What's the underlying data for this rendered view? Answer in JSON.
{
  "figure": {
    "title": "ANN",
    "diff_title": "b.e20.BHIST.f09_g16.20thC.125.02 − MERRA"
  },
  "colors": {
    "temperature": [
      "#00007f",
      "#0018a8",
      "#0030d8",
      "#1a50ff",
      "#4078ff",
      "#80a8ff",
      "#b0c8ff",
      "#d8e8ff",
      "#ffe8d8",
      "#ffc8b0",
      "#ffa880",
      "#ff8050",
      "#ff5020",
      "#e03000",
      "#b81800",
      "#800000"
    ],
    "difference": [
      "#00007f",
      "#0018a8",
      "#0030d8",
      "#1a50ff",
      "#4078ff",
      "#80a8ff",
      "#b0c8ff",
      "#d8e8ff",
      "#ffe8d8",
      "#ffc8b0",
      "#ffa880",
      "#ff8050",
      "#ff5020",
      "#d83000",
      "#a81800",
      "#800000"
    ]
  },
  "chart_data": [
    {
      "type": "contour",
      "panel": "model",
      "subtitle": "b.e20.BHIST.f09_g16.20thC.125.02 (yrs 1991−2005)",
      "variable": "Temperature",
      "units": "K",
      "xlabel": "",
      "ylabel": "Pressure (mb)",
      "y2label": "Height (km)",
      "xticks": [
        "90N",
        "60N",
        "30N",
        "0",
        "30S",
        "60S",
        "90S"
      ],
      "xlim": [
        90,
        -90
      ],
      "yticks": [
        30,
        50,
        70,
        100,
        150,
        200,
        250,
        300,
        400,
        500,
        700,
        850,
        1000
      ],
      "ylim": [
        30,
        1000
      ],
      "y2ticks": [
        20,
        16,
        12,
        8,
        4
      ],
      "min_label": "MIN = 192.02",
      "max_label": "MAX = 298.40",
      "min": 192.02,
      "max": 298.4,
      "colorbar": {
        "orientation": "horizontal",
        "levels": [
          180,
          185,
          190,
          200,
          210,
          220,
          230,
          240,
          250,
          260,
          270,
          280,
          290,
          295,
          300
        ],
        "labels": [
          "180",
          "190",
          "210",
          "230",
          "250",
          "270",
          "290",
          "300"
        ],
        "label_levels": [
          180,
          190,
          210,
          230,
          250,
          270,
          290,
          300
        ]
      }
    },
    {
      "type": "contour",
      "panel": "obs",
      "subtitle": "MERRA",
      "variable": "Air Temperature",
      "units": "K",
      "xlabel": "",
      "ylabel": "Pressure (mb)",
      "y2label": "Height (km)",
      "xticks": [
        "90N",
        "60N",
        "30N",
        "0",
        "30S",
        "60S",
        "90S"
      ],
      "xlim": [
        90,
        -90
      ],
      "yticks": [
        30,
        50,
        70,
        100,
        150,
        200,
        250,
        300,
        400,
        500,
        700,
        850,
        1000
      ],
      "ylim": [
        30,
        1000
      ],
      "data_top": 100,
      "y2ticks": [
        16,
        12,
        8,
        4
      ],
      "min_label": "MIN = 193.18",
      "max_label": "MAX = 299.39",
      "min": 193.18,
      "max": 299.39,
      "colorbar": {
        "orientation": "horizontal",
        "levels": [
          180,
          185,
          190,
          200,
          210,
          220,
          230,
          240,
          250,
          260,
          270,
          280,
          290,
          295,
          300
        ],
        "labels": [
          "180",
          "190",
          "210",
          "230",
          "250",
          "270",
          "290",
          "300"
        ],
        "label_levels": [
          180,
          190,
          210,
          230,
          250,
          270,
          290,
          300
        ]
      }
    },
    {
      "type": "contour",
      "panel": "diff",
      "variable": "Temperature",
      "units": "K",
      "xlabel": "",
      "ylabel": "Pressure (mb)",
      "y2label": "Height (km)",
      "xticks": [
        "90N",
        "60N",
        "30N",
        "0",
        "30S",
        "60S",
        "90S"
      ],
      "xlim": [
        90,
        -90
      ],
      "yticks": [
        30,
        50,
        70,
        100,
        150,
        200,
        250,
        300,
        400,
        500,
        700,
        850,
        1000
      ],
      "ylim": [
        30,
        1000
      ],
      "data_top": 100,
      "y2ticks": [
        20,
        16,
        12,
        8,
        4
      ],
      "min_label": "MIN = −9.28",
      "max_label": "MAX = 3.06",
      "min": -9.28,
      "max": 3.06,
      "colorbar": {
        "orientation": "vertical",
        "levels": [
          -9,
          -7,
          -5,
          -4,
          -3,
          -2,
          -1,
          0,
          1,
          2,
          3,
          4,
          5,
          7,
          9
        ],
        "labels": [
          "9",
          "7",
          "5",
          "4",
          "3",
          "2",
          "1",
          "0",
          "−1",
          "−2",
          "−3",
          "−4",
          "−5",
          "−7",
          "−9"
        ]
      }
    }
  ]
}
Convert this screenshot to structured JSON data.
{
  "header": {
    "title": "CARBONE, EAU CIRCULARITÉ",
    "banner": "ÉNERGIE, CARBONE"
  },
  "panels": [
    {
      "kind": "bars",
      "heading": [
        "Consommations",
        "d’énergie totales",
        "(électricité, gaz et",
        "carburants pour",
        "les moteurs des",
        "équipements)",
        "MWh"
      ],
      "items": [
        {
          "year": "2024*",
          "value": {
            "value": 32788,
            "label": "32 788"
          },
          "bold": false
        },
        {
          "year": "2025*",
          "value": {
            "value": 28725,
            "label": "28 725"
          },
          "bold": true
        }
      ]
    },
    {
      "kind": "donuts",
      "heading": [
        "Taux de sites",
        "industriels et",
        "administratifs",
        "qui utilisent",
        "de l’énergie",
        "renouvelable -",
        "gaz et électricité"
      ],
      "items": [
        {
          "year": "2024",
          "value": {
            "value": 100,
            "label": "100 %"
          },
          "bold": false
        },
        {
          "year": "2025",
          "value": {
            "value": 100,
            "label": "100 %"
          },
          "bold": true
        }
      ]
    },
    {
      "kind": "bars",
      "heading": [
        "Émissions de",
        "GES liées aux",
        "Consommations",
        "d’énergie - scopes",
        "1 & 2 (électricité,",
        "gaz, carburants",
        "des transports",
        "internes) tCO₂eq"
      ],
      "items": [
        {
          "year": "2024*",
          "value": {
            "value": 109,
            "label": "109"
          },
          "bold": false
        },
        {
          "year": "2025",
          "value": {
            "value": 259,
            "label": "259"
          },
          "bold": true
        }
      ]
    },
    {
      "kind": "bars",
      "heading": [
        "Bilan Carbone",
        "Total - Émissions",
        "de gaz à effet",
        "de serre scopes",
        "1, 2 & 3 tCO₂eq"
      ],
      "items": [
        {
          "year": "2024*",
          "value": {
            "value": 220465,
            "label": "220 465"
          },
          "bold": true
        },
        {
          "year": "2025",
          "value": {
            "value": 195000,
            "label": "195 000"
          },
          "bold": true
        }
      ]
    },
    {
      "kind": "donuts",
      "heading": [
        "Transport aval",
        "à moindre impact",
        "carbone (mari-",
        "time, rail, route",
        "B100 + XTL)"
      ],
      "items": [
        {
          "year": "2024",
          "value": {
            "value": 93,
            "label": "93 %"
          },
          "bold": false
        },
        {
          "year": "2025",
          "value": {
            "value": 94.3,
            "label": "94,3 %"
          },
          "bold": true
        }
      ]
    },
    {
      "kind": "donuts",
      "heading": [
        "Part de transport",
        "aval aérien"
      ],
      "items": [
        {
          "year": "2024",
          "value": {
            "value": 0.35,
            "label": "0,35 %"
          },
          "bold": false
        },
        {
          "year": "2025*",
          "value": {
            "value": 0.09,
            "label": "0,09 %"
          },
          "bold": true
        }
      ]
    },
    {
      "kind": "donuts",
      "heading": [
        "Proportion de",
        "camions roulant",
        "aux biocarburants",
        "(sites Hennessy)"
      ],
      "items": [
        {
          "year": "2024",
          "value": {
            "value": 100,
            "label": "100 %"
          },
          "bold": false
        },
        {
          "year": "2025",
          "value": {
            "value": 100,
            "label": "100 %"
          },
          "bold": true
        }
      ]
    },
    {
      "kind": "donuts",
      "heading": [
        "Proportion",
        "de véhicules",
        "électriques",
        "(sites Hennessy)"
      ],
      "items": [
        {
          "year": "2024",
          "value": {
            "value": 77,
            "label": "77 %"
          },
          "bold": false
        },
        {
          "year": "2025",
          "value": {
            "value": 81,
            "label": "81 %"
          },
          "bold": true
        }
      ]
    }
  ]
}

☆ ☆ ☆ ☆

TASK STATEMENT: Identify the lines that hold the word "BHIST". Copy every one of them.

RESULT:
    "diff_title": "b.e20.BHIST.f09_g16.20thC.125.02 − MERRA"
      "subtitle": "b.e20.BHIST.f09_g16.20thC.125.02 (yrs 1991−2005)",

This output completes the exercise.